- **WHAT YOU SHOULD DO**
Copy the listing below line for line, with no changes.

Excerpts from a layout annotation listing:

START

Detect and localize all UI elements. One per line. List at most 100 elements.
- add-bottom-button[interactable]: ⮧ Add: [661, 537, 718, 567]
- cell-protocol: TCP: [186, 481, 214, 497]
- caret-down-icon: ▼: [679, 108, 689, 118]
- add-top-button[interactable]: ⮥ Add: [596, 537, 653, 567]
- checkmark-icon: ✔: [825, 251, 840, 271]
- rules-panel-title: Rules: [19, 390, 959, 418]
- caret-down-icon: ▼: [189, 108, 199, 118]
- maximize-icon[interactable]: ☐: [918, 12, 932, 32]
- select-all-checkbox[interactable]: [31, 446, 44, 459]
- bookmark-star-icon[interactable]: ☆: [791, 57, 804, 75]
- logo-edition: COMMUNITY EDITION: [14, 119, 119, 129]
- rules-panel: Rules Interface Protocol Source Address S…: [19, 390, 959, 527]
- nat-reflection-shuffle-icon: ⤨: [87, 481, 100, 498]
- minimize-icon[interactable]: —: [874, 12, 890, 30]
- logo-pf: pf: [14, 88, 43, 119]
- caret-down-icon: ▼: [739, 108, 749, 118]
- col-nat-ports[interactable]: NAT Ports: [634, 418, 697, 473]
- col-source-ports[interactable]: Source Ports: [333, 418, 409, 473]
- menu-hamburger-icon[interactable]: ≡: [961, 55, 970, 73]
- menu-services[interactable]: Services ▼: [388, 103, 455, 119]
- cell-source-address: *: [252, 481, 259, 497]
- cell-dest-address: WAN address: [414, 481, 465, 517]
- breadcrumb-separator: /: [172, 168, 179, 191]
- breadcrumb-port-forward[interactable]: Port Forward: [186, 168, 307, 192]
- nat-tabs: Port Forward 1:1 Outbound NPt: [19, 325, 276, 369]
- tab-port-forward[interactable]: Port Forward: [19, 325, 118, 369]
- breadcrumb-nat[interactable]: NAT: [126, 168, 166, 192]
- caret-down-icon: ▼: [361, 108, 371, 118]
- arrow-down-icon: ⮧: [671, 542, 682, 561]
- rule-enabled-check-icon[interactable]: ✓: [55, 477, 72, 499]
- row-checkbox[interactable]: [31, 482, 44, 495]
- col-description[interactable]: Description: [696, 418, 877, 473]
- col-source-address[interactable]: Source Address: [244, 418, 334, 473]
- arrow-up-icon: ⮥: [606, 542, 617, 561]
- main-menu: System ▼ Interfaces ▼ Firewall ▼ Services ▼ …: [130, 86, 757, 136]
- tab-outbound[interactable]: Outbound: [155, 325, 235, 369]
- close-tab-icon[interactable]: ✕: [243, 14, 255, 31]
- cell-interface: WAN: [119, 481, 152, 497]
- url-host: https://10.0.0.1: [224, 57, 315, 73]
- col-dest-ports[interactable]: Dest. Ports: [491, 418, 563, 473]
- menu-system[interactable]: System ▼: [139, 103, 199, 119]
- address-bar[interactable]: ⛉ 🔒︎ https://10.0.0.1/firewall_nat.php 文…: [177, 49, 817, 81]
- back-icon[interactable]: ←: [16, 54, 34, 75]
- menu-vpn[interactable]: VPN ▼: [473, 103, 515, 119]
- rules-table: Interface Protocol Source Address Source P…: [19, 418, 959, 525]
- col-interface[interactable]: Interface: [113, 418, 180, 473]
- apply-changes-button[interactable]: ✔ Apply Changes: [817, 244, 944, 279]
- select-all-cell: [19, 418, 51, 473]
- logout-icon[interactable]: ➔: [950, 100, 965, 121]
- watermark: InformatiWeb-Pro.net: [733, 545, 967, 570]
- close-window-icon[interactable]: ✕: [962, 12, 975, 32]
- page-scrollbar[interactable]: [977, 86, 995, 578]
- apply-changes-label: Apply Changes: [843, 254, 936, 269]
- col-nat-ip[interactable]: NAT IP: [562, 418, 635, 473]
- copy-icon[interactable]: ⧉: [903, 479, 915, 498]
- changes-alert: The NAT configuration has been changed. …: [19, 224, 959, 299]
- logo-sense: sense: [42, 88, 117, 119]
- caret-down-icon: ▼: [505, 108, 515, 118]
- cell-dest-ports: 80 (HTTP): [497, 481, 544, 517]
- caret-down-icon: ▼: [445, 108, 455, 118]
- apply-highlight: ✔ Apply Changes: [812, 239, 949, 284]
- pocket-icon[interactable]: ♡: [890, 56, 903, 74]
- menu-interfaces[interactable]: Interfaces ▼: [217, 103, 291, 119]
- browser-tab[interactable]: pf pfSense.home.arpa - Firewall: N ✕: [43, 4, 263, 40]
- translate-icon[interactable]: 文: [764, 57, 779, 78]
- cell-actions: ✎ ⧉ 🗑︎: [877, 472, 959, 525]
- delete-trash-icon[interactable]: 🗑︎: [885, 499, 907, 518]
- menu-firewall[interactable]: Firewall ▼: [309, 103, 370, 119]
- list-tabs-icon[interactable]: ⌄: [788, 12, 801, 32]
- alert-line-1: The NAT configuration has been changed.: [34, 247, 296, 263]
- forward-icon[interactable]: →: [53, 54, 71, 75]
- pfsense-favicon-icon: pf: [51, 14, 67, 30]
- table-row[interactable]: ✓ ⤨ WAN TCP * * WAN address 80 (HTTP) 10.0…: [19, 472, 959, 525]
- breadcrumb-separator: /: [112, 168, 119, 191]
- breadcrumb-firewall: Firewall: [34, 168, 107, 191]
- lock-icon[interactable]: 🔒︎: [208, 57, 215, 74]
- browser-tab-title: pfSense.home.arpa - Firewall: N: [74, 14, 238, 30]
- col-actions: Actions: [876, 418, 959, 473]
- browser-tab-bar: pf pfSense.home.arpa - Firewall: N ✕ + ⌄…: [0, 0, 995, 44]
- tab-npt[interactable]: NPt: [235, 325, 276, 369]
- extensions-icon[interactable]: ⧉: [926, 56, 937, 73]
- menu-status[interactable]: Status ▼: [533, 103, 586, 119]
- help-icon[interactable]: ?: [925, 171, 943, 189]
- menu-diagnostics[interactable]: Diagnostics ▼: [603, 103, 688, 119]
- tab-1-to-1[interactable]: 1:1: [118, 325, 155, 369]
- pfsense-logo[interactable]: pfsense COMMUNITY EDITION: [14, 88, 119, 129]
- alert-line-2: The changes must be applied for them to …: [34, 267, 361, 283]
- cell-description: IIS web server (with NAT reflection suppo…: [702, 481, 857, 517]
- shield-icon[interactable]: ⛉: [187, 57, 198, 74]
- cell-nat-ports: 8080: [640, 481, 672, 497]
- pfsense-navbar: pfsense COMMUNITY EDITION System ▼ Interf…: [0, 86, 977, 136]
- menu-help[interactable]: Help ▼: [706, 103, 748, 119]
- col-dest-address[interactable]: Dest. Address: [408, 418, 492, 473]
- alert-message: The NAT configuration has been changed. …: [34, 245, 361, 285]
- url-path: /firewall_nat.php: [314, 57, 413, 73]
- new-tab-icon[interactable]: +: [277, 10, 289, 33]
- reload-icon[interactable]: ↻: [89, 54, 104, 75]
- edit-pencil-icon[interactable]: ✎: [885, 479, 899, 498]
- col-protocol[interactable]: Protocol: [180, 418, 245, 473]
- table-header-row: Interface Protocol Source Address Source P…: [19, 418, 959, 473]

END

- **SOLUTION BELOW**
Detect and localize all UI elements. One per line. List at most 100 elements.
- add-bottom-button[interactable]: ⮧ Add: [661, 537, 718, 567]
- cell-protocol: TCP: [186, 481, 214, 497]
- caret-down-icon: ▼: [679, 108, 689, 118]
- add-top-button[interactable]: ⮥ Add: [596, 537, 653, 567]
- checkmark-icon: ✔: [825, 251, 840, 271]
- rules-panel-title: Rules: [19, 390, 959, 418]
- caret-down-icon: ▼: [189, 108, 199, 118]
- maximize-icon[interactable]: ☐: [918, 12, 932, 32]
- select-all-checkbox[interactable]: [31, 446, 44, 459]
- bookmark-star-icon[interactable]: ☆: [791, 57, 804, 75]
- logo-edition: COMMUNITY EDITION: [14, 119, 119, 129]
- rules-panel: Rules Interface Protocol Source Address S…: [19, 390, 959, 527]
- nat-reflection-shuffle-icon: ⤨: [87, 481, 100, 498]
- minimize-icon[interactable]: —: [874, 12, 890, 30]
- logo-pf: pf: [14, 88, 43, 119]
- caret-down-icon: ▼: [739, 108, 749, 118]
- col-nat-ports[interactable]: NAT Ports: [634, 418, 697, 473]
- col-source-ports[interactable]: Source Ports: [333, 418, 409, 473]
- menu-hamburger-icon[interactable]: ≡: [961, 55, 970, 73]
- menu-services[interactable]: Services ▼: [388, 103, 455, 119]
- cell-source-address: *: [252, 481, 259, 497]
- cell-dest-address: WAN address: [414, 481, 465, 517]
- breadcrumb-separator: /: [172, 168, 179, 191]
- breadcrumb-port-forward[interactable]: Port Forward: [186, 168, 307, 192]
- nat-tabs: Port Forward 1:1 Outbound NPt: [19, 325, 276, 369]
- tab-port-forward[interactable]: Port Forward: [19, 325, 118, 369]
- breadcrumb-nat[interactable]: NAT: [126, 168, 166, 192]
- caret-down-icon: ▼: [361, 108, 371, 118]
- arrow-down-icon: ⮧: [671, 542, 682, 561]
- rule-enabled-check-icon[interactable]: ✓: [55, 477, 72, 499]
- row-checkbox[interactable]: [31, 482, 44, 495]
- col-description[interactable]: Description: [696, 418, 877, 473]
- col-source-address[interactable]: Source Address: [244, 418, 334, 473]
- arrow-up-icon: ⮥: [606, 542, 617, 561]
- main-menu: System ▼ Interfaces ▼ Firewall ▼ Services ▼ …: [130, 86, 757, 136]
- tab-outbound[interactable]: Outbound: [155, 325, 235, 369]
- close-tab-icon[interactable]: ✕: [243, 14, 255, 31]
- cell-interface: WAN: [119, 481, 152, 497]
- url-host: https://10.0.0.1: [224, 57, 315, 73]
- col-dest-ports[interactable]: Dest. Ports: [491, 418, 563, 473]
- menu-system[interactable]: System ▼: [139, 103, 199, 119]
- address-bar[interactable]: ⛉ 🔒︎ https://10.0.0.1/firewall_nat.php 文…: [177, 49, 817, 81]
- back-icon[interactable]: ←: [16, 54, 34, 75]
- menu-vpn[interactable]: VPN ▼: [473, 103, 515, 119]
- rules-table: Interface Protocol Source Address Source P…: [19, 418, 959, 525]
- col-interface[interactable]: Interface: [113, 418, 180, 473]
- apply-changes-button[interactable]: ✔ Apply Changes: [817, 244, 944, 279]
- select-all-cell: [19, 418, 51, 473]
- logout-icon[interactable]: ➔: [950, 100, 965, 121]
- watermark: InformatiWeb-Pro.net: [733, 545, 967, 570]
- close-window-icon[interactable]: ✕: [962, 12, 975, 32]
- page-scrollbar[interactable]: [977, 86, 995, 578]
- apply-changes-label: Apply Changes: [843, 254, 936, 269]
- col-nat-ip[interactable]: NAT IP: [562, 418, 635, 473]
- copy-icon[interactable]: ⧉: [903, 479, 915, 498]
- changes-alert: The NAT configuration has been changed. …: [19, 224, 959, 299]
- logo-sense: sense: [42, 88, 117, 119]
- caret-down-icon: ▼: [505, 108, 515, 118]
- cell-dest-ports: 80 (HTTP): [497, 481, 544, 517]
- caret-down-icon: ▼: [445, 108, 455, 118]
- apply-highlight: ✔ Apply Changes: [812, 239, 949, 284]
- pocket-icon[interactable]: ♡: [890, 56, 903, 74]
- menu-interfaces[interactable]: Interfaces ▼: [217, 103, 291, 119]
- browser-tab[interactable]: pf pfSense.home.arpa - Firewall: N ✕: [43, 4, 263, 40]
- translate-icon[interactable]: 文: [764, 57, 779, 78]
- cell-actions: ✎ ⧉ 🗑︎: [877, 472, 959, 525]
- delete-trash-icon[interactable]: 🗑︎: [885, 499, 907, 518]
- menu-firewall[interactable]: Firewall ▼: [309, 103, 370, 119]
- list-tabs-icon[interactable]: ⌄: [788, 12, 801, 32]
- alert-line-1: The NAT configuration has been changed.: [34, 247, 296, 263]
- forward-icon[interactable]: →: [53, 54, 71, 75]
- pfsense-favicon-icon: pf: [51, 14, 67, 30]
- table-row[interactable]: ✓ ⤨ WAN TCP * * WAN address 80 (HTTP) 10.0…: [19, 472, 959, 525]
- breadcrumb-separator: /: [112, 168, 119, 191]
- breadcrumb-firewall: Firewall: [34, 168, 107, 191]
- lock-icon[interactable]: 🔒︎: [208, 57, 215, 74]
- browser-tab-title: pfSense.home.arpa - Firewall: N: [74, 14, 238, 30]
- col-actions: Actions: [876, 418, 959, 473]
- browser-tab-bar: pf pfSense.home.arpa - Firewall: N ✕ + ⌄…: [0, 0, 995, 44]
- tab-npt[interactable]: NPt: [235, 325, 276, 369]
- extensions-icon[interactable]: ⧉: [926, 56, 937, 73]
- menu-status[interactable]: Status ▼: [533, 103, 586, 119]
- help-icon[interactable]: ?: [925, 171, 943, 189]
- menu-diagnostics[interactable]: Diagnostics ▼: [603, 103, 688, 119]
- tab-1-to-1[interactable]: 1:1: [118, 325, 155, 369]
- pfsense-logo[interactable]: pfsense COMMUNITY EDITION: [14, 88, 119, 129]
- alert-line-2: The changes must be applied for them to …: [34, 267, 361, 283]
- cell-description: IIS web server (with NAT reflection suppo…: [702, 481, 857, 517]
- shield-icon[interactable]: ⛉: [187, 57, 198, 74]
- cell-nat-ports: 8080: [640, 481, 672, 497]
- pfsense-navbar: pfsense COMMUNITY EDITION System ▼ Interf…: [0, 86, 977, 136]
- menu-help[interactable]: Help ▼: [706, 103, 748, 119]
- col-dest-address[interactable]: Dest. Address: [408, 418, 492, 473]
- alert-message: The NAT configuration has been changed. …: [34, 245, 361, 285]
- url-path: /firewall_nat.php: [314, 57, 413, 73]
- new-tab-icon[interactable]: +: [277, 10, 289, 33]
- reload-icon[interactable]: ↻: [89, 54, 104, 75]
- edit-pencil-icon[interactable]: ✎: [885, 479, 899, 498]
- col-protocol[interactable]: Protocol: [180, 418, 245, 473]
- table-header-row: Interface Protocol Source Address Source P…: [19, 418, 959, 473]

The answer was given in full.